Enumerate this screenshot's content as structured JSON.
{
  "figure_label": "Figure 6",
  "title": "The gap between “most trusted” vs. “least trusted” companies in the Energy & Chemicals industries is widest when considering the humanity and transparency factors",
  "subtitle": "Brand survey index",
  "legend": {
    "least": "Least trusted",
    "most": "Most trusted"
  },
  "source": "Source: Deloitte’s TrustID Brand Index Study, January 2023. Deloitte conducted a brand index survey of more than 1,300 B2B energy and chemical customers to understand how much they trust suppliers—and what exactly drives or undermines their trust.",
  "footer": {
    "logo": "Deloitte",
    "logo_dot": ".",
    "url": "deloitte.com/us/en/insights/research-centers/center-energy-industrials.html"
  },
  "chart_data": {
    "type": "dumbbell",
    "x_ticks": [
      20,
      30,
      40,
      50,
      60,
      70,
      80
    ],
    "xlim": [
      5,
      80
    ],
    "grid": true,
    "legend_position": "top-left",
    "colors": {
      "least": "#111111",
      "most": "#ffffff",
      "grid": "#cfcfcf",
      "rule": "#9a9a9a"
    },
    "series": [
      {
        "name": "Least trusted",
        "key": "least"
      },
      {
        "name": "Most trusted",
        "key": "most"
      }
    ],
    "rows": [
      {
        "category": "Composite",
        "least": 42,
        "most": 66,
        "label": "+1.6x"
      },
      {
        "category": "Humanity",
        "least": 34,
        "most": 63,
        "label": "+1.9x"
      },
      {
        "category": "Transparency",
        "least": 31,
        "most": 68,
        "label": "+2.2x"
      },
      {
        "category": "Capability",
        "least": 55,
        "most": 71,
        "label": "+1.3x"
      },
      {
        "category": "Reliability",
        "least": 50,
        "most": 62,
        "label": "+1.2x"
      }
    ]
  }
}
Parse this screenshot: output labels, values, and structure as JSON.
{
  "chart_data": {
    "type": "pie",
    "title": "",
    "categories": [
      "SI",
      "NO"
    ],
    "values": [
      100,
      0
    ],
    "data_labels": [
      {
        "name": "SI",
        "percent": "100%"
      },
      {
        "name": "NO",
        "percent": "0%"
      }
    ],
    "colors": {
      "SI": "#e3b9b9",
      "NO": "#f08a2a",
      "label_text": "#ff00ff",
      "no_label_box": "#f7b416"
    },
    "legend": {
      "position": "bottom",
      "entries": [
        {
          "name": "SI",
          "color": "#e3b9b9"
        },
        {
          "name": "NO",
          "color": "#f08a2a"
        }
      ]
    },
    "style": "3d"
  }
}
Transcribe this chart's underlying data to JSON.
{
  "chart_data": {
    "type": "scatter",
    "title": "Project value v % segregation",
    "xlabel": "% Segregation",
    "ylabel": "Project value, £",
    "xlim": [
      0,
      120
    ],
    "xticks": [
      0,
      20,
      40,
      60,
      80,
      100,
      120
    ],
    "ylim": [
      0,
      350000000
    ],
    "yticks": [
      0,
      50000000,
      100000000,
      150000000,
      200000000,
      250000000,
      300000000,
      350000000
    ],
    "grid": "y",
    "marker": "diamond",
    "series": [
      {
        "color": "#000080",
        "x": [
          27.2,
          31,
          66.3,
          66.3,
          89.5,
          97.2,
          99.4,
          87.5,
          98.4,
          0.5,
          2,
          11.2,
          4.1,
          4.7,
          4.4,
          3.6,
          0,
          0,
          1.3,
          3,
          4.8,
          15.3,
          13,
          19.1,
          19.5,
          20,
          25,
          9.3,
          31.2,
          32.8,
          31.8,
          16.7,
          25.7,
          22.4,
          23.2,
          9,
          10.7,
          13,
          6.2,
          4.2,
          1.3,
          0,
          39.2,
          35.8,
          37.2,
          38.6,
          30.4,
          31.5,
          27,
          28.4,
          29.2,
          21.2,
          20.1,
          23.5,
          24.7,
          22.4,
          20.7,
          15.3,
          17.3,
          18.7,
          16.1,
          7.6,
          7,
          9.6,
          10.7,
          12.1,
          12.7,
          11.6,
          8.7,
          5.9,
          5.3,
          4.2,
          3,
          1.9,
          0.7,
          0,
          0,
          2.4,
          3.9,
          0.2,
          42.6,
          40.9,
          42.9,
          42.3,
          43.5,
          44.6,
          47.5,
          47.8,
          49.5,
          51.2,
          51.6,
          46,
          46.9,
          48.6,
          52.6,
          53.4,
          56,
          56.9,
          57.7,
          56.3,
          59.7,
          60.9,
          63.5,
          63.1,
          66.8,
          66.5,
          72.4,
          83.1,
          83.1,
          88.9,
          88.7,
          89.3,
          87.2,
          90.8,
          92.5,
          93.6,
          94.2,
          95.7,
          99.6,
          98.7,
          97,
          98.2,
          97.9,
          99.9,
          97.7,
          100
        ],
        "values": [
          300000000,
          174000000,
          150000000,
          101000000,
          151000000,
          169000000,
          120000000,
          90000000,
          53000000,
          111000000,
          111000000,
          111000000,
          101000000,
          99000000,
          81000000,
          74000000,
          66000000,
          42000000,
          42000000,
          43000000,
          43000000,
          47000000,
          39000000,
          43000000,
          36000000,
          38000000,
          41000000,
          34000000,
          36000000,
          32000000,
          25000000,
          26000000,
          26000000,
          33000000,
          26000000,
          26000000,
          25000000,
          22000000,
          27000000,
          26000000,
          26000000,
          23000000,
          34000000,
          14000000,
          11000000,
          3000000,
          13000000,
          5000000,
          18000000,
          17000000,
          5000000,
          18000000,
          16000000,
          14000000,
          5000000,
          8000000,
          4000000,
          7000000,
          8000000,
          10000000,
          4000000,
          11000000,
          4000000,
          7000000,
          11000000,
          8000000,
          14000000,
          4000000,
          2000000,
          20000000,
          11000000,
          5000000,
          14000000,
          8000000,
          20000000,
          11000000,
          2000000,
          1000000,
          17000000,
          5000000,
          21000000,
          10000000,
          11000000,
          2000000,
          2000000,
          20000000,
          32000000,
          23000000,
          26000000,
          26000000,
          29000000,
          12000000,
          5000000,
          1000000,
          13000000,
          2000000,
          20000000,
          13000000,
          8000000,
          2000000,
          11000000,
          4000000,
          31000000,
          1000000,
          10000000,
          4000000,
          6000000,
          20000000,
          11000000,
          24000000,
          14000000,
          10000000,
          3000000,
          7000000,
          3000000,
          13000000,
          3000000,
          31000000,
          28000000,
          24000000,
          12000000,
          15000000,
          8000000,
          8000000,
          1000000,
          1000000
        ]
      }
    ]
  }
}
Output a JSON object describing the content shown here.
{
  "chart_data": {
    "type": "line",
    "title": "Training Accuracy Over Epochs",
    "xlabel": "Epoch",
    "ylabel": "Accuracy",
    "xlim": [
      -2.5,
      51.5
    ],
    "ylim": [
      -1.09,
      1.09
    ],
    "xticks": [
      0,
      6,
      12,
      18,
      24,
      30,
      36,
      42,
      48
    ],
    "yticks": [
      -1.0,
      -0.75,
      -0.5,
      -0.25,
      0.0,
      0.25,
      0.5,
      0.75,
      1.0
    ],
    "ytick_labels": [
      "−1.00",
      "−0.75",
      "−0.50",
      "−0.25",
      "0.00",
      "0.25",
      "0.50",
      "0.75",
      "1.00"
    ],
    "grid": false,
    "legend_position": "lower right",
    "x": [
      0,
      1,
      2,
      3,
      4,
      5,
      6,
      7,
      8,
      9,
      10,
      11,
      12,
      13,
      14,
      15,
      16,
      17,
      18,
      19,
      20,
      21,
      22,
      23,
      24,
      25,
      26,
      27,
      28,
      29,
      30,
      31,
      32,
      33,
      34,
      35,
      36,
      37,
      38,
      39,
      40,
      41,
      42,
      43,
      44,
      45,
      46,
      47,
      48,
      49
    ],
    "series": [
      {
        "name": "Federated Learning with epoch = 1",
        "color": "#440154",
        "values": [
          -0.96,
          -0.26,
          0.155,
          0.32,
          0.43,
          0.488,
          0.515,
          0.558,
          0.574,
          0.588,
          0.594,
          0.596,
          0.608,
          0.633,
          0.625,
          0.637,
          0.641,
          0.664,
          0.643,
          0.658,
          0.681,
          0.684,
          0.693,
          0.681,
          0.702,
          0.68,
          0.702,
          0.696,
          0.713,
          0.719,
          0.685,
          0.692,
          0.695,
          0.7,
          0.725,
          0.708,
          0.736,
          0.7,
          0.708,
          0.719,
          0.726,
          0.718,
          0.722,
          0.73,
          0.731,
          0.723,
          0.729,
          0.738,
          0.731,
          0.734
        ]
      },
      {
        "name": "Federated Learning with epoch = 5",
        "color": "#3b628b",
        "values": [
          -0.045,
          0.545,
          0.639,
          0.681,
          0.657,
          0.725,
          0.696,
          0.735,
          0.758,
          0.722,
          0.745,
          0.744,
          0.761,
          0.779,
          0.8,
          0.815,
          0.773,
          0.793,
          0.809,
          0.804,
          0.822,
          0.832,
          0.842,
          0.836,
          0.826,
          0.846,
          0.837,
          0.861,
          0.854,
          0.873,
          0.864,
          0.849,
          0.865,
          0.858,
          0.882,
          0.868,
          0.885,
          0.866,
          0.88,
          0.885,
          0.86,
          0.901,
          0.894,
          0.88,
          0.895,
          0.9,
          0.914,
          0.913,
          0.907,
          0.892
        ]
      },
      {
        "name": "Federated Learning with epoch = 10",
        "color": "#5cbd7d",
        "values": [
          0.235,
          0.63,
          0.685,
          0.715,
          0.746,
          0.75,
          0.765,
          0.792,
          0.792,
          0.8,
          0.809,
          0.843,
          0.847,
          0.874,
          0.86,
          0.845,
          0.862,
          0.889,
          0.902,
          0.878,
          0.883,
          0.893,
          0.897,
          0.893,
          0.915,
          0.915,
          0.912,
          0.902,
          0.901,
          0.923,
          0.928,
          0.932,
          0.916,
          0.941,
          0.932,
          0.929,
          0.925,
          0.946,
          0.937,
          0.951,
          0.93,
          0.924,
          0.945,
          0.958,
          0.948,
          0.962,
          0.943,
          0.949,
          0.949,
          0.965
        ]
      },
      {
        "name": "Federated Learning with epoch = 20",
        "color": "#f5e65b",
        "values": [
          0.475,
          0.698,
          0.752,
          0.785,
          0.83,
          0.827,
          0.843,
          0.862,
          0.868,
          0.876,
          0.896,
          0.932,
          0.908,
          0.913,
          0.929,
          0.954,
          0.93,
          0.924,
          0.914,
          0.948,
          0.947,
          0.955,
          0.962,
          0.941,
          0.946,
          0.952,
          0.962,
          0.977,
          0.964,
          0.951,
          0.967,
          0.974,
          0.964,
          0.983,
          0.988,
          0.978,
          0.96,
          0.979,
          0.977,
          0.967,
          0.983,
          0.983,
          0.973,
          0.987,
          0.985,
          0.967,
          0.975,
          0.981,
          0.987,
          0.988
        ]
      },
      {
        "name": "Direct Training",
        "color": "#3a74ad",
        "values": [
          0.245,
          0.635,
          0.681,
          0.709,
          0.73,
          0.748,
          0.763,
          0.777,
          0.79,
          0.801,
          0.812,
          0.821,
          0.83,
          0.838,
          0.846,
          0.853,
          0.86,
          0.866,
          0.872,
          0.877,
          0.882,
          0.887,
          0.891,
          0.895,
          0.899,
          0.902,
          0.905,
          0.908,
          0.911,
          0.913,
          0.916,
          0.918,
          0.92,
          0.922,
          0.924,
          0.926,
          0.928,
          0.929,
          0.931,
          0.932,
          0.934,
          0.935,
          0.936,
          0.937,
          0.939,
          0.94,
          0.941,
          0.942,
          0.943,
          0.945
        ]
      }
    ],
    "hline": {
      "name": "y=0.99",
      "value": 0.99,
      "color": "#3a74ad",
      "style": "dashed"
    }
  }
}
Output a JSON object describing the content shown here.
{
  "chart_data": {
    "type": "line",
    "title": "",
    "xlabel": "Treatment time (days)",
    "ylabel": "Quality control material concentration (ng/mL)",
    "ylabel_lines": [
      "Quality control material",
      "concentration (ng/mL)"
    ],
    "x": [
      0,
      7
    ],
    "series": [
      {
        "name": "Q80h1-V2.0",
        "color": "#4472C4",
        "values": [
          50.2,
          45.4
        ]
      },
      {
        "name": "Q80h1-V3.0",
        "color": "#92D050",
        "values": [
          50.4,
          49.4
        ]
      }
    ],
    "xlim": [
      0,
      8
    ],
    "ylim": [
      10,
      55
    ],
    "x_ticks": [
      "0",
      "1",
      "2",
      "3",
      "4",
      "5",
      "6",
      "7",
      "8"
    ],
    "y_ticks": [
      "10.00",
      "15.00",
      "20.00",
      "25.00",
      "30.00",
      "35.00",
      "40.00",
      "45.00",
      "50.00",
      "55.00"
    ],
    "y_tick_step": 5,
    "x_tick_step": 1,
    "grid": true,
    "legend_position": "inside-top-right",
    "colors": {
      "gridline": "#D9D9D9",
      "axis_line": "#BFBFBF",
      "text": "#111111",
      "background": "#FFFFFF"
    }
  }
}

» **EXERCISE**: Report how many lines of the data contain the word "type", using the number alone.

» **EXPECTED OUTPUT**: 5